Data records
------------------------------------------------

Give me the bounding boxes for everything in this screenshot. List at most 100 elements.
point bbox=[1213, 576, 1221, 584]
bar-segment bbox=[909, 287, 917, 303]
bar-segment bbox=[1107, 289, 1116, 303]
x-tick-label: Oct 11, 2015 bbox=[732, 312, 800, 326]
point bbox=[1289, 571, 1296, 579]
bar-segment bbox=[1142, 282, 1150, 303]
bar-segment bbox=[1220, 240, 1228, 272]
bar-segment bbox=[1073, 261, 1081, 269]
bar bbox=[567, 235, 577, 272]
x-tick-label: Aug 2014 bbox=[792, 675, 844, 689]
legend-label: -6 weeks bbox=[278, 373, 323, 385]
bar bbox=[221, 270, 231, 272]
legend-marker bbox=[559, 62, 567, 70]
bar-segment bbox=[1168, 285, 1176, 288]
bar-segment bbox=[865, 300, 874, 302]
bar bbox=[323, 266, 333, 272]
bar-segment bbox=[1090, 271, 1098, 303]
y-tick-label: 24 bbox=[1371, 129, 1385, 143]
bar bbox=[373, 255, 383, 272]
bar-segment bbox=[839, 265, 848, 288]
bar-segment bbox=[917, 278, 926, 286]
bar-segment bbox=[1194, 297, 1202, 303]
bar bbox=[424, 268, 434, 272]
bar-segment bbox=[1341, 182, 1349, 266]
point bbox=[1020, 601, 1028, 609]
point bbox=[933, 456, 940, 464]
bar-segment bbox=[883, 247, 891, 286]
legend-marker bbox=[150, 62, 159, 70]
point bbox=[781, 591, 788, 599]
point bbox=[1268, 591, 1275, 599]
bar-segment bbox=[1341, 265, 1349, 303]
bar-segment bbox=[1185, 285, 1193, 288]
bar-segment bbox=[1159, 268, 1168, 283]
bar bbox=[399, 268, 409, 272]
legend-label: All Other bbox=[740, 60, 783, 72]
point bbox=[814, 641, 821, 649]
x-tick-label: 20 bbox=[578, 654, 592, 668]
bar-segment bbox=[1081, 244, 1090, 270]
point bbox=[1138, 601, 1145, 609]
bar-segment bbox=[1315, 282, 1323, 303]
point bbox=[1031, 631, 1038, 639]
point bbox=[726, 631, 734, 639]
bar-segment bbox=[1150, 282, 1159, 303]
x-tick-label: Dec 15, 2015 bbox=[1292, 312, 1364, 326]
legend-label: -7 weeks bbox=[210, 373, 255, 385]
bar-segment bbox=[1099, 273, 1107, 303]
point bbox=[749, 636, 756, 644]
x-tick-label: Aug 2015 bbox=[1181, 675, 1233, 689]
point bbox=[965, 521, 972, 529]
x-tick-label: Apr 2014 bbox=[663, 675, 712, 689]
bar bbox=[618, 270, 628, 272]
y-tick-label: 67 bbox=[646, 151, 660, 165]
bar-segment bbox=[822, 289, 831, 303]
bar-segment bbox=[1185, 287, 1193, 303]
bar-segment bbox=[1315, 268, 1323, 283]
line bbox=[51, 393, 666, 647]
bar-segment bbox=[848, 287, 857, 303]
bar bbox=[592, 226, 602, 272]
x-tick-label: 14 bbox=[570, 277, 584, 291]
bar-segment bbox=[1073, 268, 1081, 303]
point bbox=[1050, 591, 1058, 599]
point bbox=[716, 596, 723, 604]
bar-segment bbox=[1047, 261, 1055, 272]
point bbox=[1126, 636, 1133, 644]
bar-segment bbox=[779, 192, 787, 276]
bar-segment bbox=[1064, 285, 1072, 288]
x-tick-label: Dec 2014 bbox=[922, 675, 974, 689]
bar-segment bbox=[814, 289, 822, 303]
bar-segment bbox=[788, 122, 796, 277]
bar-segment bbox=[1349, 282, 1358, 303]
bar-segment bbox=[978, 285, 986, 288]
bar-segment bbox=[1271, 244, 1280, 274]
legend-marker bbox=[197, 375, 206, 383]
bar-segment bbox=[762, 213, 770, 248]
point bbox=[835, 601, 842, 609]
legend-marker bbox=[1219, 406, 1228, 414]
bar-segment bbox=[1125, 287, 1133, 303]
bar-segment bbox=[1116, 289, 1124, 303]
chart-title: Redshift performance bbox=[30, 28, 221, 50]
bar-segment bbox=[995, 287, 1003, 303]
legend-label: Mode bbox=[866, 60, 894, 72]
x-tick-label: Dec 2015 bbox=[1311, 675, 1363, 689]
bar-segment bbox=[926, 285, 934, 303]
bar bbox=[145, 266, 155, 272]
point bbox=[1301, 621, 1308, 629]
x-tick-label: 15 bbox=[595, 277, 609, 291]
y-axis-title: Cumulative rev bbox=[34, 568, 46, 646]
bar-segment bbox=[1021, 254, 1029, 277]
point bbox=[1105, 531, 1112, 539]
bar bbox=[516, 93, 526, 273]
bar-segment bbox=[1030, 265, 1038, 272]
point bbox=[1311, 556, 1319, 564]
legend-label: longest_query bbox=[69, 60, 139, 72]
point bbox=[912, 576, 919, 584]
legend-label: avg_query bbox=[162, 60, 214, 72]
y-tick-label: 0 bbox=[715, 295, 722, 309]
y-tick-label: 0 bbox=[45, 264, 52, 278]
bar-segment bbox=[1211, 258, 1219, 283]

------------------------------------------------

= EXERCISE INSTRUCTIONS =
Copy every line of the listing above with no changes.

= SOLUTION FOR THIS EXERCISE =
Give me the bounding boxes for everything in this screenshot. List at most 100 elements.
point bbox=[1213, 576, 1221, 584]
bar-segment bbox=[909, 287, 917, 303]
bar-segment bbox=[1107, 289, 1116, 303]
x-tick-label: Oct 11, 2015 bbox=[732, 312, 800, 326]
point bbox=[1289, 571, 1296, 579]
bar-segment bbox=[1142, 282, 1150, 303]
bar-segment bbox=[1220, 240, 1228, 272]
bar-segment bbox=[1073, 261, 1081, 269]
bar bbox=[567, 235, 577, 272]
x-tick-label: Aug 2014 bbox=[792, 675, 844, 689]
legend-label: -6 weeks bbox=[278, 373, 323, 385]
bar bbox=[221, 270, 231, 272]
legend-marker bbox=[559, 62, 567, 70]
bar-segment bbox=[1168, 285, 1176, 288]
bar-segment bbox=[865, 300, 874, 302]
bar bbox=[323, 266, 333, 272]
bar-segment bbox=[1090, 271, 1098, 303]
y-tick-label: 24 bbox=[1371, 129, 1385, 143]
bar bbox=[373, 255, 383, 272]
bar-segment bbox=[839, 265, 848, 288]
bar-segment bbox=[917, 278, 926, 286]
bar-segment bbox=[1194, 297, 1202, 303]
bar bbox=[424, 268, 434, 272]
bar-segment bbox=[1341, 182, 1349, 266]
point bbox=[1020, 601, 1028, 609]
point bbox=[933, 456, 940, 464]
bar-segment bbox=[883, 247, 891, 286]
legend-marker bbox=[150, 62, 159, 70]
point bbox=[781, 591, 788, 599]
point bbox=[1268, 591, 1275, 599]
bar-segment bbox=[1341, 265, 1349, 303]
bar-segment bbox=[1185, 285, 1193, 288]
bar-segment bbox=[1159, 268, 1168, 283]
bar bbox=[399, 268, 409, 272]
legend-label: All Other bbox=[740, 60, 783, 72]
point bbox=[814, 641, 821, 649]
x-tick-label: 20 bbox=[578, 654, 592, 668]
bar-segment bbox=[1081, 244, 1090, 270]
point bbox=[1138, 601, 1145, 609]
bar-segment bbox=[1315, 282, 1323, 303]
point bbox=[1031, 631, 1038, 639]
point bbox=[726, 631, 734, 639]
bar-segment bbox=[1150, 282, 1159, 303]
x-tick-label: Dec 15, 2015 bbox=[1292, 312, 1364, 326]
legend-label: -7 weeks bbox=[210, 373, 255, 385]
bar-segment bbox=[1099, 273, 1107, 303]
point bbox=[749, 636, 756, 644]
x-tick-label: Aug 2015 bbox=[1181, 675, 1233, 689]
point bbox=[965, 521, 972, 529]
x-tick-label: Apr 2014 bbox=[663, 675, 712, 689]
bar bbox=[618, 270, 628, 272]
y-tick-label: 67 bbox=[646, 151, 660, 165]
bar-segment bbox=[822, 289, 831, 303]
bar-segment bbox=[1185, 287, 1193, 303]
bar-segment bbox=[1315, 268, 1323, 283]
line bbox=[51, 393, 666, 647]
bar-segment bbox=[848, 287, 857, 303]
bar bbox=[592, 226, 602, 272]
x-tick-label: 14 bbox=[570, 277, 584, 291]
bar-segment bbox=[1073, 268, 1081, 303]
point bbox=[1050, 591, 1058, 599]
point bbox=[716, 596, 723, 604]
bar-segment bbox=[1047, 261, 1055, 272]
point bbox=[1126, 636, 1133, 644]
bar-segment bbox=[779, 192, 787, 276]
bar-segment bbox=[1064, 285, 1072, 288]
x-tick-label: Dec 2014 bbox=[922, 675, 974, 689]
bar-segment bbox=[814, 289, 822, 303]
bar-segment bbox=[788, 122, 796, 277]
bar-segment bbox=[1349, 282, 1358, 303]
bar-segment bbox=[978, 285, 986, 288]
bar-segment bbox=[1271, 244, 1280, 274]
legend-marker bbox=[197, 375, 206, 383]
bar-segment bbox=[762, 213, 770, 248]
point bbox=[835, 601, 842, 609]
legend-marker bbox=[1219, 406, 1228, 414]
bar-segment bbox=[1125, 287, 1133, 303]
bar-segment bbox=[1116, 289, 1124, 303]
chart-title: Redshift performance bbox=[30, 28, 221, 50]
bar-segment bbox=[995, 287, 1003, 303]
legend-label: Mode bbox=[866, 60, 894, 72]
x-tick-label: Dec 2015 bbox=[1311, 675, 1363, 689]
bar-segment bbox=[926, 285, 934, 303]
bar bbox=[145, 266, 155, 272]
point bbox=[1301, 621, 1308, 629]
x-tick-label: 15 bbox=[595, 277, 609, 291]
y-axis-title: Cumulative rev bbox=[34, 568, 46, 646]
bar-segment bbox=[1021, 254, 1029, 277]
point bbox=[1105, 531, 1112, 539]
bar bbox=[516, 93, 526, 273]
bar-segment bbox=[1030, 265, 1038, 272]
point bbox=[1311, 556, 1319, 564]
legend-label: longest_query bbox=[69, 60, 139, 72]
point bbox=[912, 576, 919, 584]
legend-label: avg_query bbox=[162, 60, 214, 72]
y-tick-label: 0 bbox=[715, 295, 722, 309]
y-tick-label: 0 bbox=[45, 264, 52, 278]
bar-segment bbox=[1211, 258, 1219, 283]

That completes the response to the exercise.